╔══

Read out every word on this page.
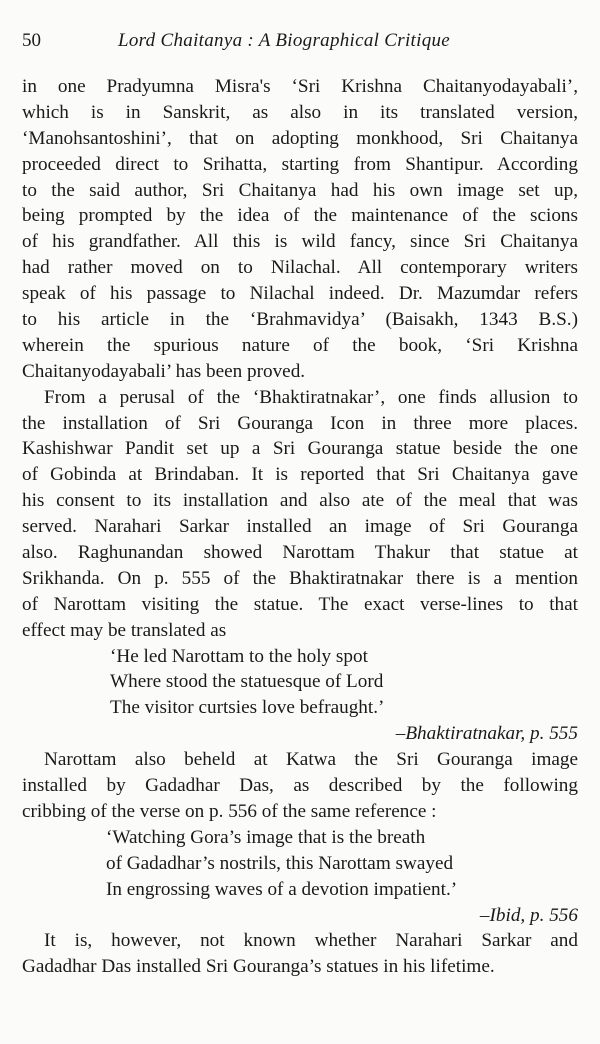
50	Lord Chaitanya : A Biographical Critique
in one Pradyumna Misra's ‘Sri Krishna Chaitanyodayabali’,
which is in Sanskrit, as also in its translated version,
‘Manohsantoshini’, that on adopting monkhood, Sri Chaitanya
proceeded direct to Srihatta, starting from Shantipur. According
to the said author, Sri Chaitanya had his own image set up,
being prompted by the idea of the maintenance of the scions
of his grandfather. All this is wild fancy, since Sri Chaitanya
had rather moved on to Nilachal. All contemporary writers
speak of his passage to Nilachal indeed. Dr. Mazumdar refers
to his article in the ‘Brahmavidya’ (Baisakh, 1343 B.S.)
wherein the spurious nature of the book, ‘Sri Krishna
Chaitanyodayabali’ has been proved.
From a perusal of the ‘Bhaktiratnakar’, one finds allusion to
the installation of Sri Gouranga Icon in three more places.
Kashishwar Pandit set up a Sri Gouranga statue beside the one
of Gobinda at Brindaban. It is reported that Sri Chaitanya gave
his consent to its installation and also ate of the meal that was
served. Narahari Sarkar installed an image of Sri Gouranga
also. Raghunandan showed Narottam Thakur that statue at
Srikhanda. On p. 555 of the Bhaktiratnakar there is a mention
of Narottam visiting the statue. The exact verse-lines to that
effect may be translated as
‘He led Narottam to the holy spot
Where stood the statuesque of Lord
The visitor curtsies love befraught.’
–Bhaktiratnakar, p. 555
Narottam also beheld at Katwa the Sri Gouranga image
installed by Gadadhar Das, as described by the following
cribbing of the verse on p. 556 of the same reference :
‘Watching Gora’s image that is the breath
of Gadadhar’s nostrils, this Narottam swayed
In engrossing waves of a devotion impatient.’
–Ibid, p. 556
It is, however, not known whether Narahari Sarkar and
Gadadhar Das installed Sri Gouranga’s statues in his lifetime.
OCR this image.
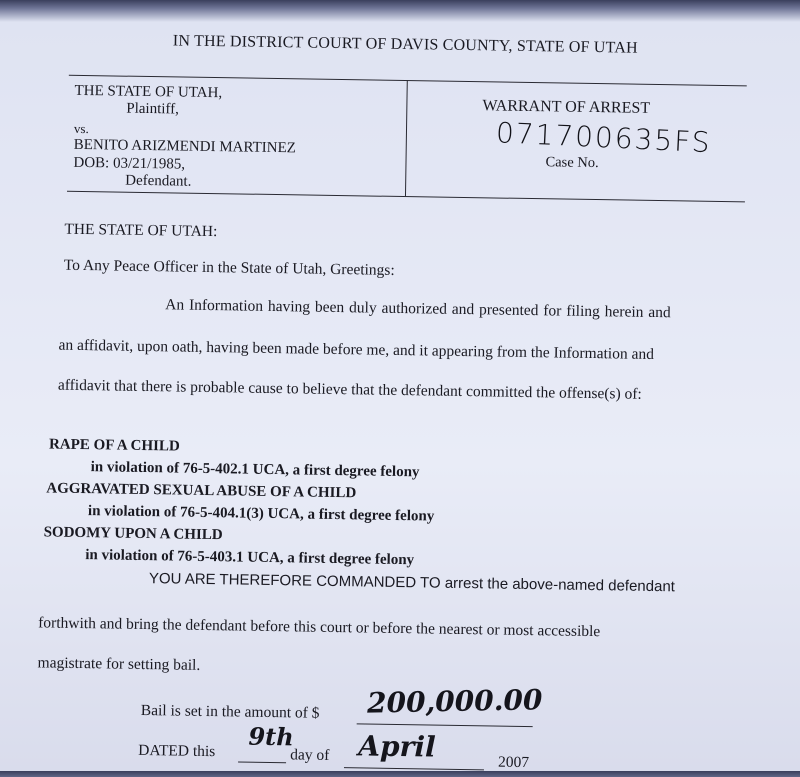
IN THE DISTRICT COURT OF DAVIS COUNTY, STATE OF UTAH
THE STATE OF UTAH,
Plaintiff,
vs.
BENITO ARIZMENDI MARTINEZ
DOB: 03/21/1985,
Defendant.
WARRANT OF ARREST
071700635FS
Case No.
THE STATE OF UTAH:
To Any Peace Officer in the State of Utah, Greetings:
An Information having been duly authorized and presented for filing herein and
an affidavit, upon oath, having been made before me, and it appearing from the Information and
affidavit that there is probable cause to believe that the defendant committed the offense(s) of:
RAPE OF A CHILD
in violation of 76-5-402.1 UCA, a first degree felony
AGGRAVATED SEXUAL ABUSE OF A CHILD
in violation of 76-5-404.1(3) UCA, a first degree felony
SODOMY UPON A CHILD
in violation of 76-5-403.1 UCA, a first degree felony
YOU ARE THEREFORE COMMANDED TO arrest the above-named defendant
forthwith and bring the defendant before this court or before the nearest or most accessible
magistrate for setting bail.
Bail is set in the amount of $ 200,000.00
DATED this 9th
day of April	2007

╚══

Repeat the entries exactly. Pictures are excluded from the copy.

- **Task output**
Read out every word on this page.
50	Lord Chaitanya : A Biographical Critique
in one Pradyumna Misra's ‘Sri Krishna Chaitanyodayabali’,
which is in Sanskrit, as also in its translated version,
‘Manohsantoshini’, that on adopting monkhood, Sri Chaitanya
proceeded direct to Srihatta, starting from Shantipur. According
to the said author, Sri Chaitanya had his own image set up,
being prompted by the idea of the maintenance of the scions
of his grandfather. All this is wild fancy, since Sri Chaitanya
had rather moved on to Nilachal. All contemporary writers
speak of his passage to Nilachal indeed. Dr. Mazumdar refers
to his article in the ‘Brahmavidya’ (Baisakh, 1343 B.S.)
wherein the spurious nature of the book, ‘Sri Krishna
Chaitanyodayabali’ has been proved.
From a perusal of the ‘Bhaktiratnakar’, one finds allusion to
the installation of Sri Gouranga Icon in three more places.
Kashishwar Pandit set up a Sri Gouranga statue beside the one
of Gobinda at Brindaban. It is reported that Sri Chaitanya gave
his consent to its installation and also ate of the meal that was
served. Narahari Sarkar installed an image of Sri Gouranga
also. Raghunandan showed Narottam Thakur that statue at
Srikhanda. On p. 555 of the Bhaktiratnakar there is a mention
of Narottam visiting the statue. The exact verse-lines to that
effect may be translated as
‘He led Narottam to the holy spot
Where stood the statuesque of Lord
The visitor curtsies love befraught.’
–Bhaktiratnakar, p. 555
Narottam also beheld at Katwa the Sri Gouranga image
installed by Gadadhar Das, as described by the following
cribbing of the verse on p. 556 of the same reference :
‘Watching Gora’s image that is the breath
of Gadadhar’s nostrils, this Narottam swayed
In engrossing waves of a devotion impatient.’
–Ibid, p. 556
It is, however, not known whether Narahari Sarkar and
Gadadhar Das installed Sri Gouranga’s statues in his lifetime.
OCR this image.
IN THE DISTRICT COURT OF DAVIS COUNTY, STATE OF UTAH
THE STATE OF UTAH,
Plaintiff,
vs.
BENITO ARIZMENDI MARTINEZ
DOB: 03/21/1985,
Defendant.
WARRANT OF ARREST
071700635FS
Case No.
THE STATE OF UTAH:
To Any Peace Officer in the State of Utah, Greetings:
An Information having been duly authorized and presented for filing herein and
an affidavit, upon oath, having been made before me, and it appearing from the Information and
affidavit that there is probable cause to believe that the defendant committed the offense(s) of:
RAPE OF A CHILD
in violation of 76-5-402.1 UCA, a first degree felony
AGGRAVATED SEXUAL ABUSE OF A CHILD
in violation of 76-5-404.1(3) UCA, a first degree felony
SODOMY UPON A CHILD
in violation of 76-5-403.1 UCA, a first degree felony
YOU ARE THEREFORE COMMANDED TO arrest the above-named defendant
forthwith and bring the defendant before this court or before the nearest or most accessible
magistrate for setting bail.
Bail is set in the amount of $ 200,000.00
DATED this 9th
day of April	2007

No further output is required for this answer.